[Dataset items]
.....

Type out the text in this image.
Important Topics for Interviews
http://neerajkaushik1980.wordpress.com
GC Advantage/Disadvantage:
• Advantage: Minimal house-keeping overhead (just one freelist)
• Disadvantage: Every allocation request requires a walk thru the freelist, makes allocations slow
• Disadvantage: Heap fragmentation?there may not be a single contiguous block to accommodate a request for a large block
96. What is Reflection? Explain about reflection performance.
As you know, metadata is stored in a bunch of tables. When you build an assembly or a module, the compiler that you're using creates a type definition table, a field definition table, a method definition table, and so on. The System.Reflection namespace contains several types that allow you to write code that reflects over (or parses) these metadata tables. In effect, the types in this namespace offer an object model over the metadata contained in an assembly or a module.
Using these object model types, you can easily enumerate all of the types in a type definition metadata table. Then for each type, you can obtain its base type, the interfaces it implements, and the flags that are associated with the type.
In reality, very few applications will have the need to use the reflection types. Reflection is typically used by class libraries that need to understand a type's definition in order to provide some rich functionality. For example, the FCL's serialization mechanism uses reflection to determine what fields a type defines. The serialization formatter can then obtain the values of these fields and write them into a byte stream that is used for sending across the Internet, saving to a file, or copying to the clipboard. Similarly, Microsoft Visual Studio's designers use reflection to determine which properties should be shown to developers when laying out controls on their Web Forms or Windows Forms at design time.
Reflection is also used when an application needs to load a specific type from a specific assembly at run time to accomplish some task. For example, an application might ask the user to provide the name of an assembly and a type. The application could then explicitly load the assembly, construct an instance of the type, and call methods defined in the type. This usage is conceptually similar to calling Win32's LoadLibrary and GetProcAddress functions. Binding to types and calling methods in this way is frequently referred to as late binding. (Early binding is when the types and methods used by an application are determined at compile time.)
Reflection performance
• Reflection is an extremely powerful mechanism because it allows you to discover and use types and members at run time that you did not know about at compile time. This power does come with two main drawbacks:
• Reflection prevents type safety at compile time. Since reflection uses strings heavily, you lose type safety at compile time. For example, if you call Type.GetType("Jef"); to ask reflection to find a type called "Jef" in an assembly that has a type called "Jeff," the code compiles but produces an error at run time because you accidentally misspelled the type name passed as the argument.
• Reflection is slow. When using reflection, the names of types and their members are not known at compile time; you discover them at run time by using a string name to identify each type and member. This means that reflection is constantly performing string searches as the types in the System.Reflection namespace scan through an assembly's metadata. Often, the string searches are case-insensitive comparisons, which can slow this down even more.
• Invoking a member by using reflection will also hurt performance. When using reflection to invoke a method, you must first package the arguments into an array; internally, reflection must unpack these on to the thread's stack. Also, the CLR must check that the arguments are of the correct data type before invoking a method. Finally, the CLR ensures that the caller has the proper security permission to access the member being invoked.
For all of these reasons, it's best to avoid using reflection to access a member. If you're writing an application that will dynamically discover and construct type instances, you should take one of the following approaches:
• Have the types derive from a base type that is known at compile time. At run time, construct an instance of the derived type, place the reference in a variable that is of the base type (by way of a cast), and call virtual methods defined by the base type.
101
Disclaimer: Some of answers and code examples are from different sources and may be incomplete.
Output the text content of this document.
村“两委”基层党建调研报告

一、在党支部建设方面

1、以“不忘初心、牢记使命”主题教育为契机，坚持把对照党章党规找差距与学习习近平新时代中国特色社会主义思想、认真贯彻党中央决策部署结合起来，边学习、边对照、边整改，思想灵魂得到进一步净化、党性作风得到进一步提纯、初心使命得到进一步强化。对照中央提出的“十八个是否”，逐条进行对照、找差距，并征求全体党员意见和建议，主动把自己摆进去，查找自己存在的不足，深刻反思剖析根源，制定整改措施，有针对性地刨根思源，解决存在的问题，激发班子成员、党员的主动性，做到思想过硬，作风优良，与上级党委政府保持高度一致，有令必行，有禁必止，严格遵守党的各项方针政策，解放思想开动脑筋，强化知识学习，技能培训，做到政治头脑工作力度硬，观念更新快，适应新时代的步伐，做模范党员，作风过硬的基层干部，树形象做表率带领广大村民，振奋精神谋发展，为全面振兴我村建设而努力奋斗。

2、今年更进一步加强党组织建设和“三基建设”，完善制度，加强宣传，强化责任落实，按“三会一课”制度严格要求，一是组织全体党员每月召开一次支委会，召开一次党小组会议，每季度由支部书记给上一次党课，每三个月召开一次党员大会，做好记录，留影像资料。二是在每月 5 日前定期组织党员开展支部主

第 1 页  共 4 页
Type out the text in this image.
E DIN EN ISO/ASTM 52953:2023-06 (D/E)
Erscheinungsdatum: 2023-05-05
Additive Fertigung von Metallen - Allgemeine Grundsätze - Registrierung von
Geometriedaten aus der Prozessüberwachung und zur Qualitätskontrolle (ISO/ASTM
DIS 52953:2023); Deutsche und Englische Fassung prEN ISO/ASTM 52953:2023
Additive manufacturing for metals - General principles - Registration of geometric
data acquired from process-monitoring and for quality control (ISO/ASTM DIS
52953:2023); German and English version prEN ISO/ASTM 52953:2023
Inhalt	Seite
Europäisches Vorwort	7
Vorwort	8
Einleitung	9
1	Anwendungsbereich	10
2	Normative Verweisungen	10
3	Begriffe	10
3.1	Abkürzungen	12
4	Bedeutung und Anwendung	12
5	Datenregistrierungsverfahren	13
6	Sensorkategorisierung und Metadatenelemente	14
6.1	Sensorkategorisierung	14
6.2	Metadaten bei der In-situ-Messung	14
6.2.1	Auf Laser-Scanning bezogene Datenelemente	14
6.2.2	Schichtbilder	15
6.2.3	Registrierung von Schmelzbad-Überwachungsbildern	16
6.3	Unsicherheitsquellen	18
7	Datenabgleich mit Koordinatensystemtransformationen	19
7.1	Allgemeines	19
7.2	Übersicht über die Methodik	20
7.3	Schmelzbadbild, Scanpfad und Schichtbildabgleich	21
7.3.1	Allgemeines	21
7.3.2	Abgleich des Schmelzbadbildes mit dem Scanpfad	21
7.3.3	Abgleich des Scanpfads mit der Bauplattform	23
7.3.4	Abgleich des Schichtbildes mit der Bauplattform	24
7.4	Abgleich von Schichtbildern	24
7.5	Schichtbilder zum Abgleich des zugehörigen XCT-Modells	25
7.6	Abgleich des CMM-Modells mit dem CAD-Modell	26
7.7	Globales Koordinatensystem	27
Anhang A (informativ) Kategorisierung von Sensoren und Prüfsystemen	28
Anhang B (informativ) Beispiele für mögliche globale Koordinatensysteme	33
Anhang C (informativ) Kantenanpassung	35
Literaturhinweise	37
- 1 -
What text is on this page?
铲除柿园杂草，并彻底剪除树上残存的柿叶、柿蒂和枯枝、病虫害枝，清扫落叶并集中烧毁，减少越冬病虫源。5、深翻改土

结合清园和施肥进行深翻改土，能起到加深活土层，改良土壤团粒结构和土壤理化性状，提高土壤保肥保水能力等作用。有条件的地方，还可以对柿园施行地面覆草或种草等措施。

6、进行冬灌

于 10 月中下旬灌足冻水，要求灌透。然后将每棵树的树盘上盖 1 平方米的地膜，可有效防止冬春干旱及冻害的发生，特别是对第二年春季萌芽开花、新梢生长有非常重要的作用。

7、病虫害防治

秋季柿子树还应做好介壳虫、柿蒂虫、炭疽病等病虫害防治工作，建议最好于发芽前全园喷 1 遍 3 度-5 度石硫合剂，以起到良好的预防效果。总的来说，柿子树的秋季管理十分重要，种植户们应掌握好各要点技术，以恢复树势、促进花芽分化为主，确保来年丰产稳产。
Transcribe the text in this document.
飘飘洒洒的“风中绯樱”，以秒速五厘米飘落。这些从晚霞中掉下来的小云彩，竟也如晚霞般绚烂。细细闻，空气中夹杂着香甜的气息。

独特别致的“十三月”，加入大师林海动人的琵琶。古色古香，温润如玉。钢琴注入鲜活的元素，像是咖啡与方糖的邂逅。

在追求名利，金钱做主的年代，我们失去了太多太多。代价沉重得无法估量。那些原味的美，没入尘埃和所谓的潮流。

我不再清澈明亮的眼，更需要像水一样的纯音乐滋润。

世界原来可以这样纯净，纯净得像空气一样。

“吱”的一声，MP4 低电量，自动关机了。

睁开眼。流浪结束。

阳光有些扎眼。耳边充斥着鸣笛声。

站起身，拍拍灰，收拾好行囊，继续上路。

.....

> **Short exercise**: Transcribe word for word the lines from the one holding "Transcribe the text in this document." to the last line of the listing above, inclusive.

> **Result of this task**:
Transcribe the text in this document.
飘飘洒洒的“风中绯樱”，以秒速五厘米飘落。这些从晚霞中掉下来的小云彩，竟也如晚霞般绚烂。细细闻，空气中夹杂着香甜的气息。

独特别致的“十三月”，加入大师林海动人的琵琶。古色古香，温润如玉。钢琴注入鲜活的元素，像是咖啡与方糖的邂逅。

在追求名利，金钱做主的年代，我们失去了太多太多。代价沉重得无法估量。那些原味的美，没入尘埃和所谓的潮流。

我不再清澈明亮的眼，更需要像水一样的纯音乐滋润。

世界原来可以这样纯净，纯净得像空气一样。

“吱”的一声，MP4 低电量，自动关机了。

睁开眼。流浪结束。

阳光有些扎眼。耳边充斥着鸣笛声。

站起身，拍拍灰，收拾好行囊，继续上路。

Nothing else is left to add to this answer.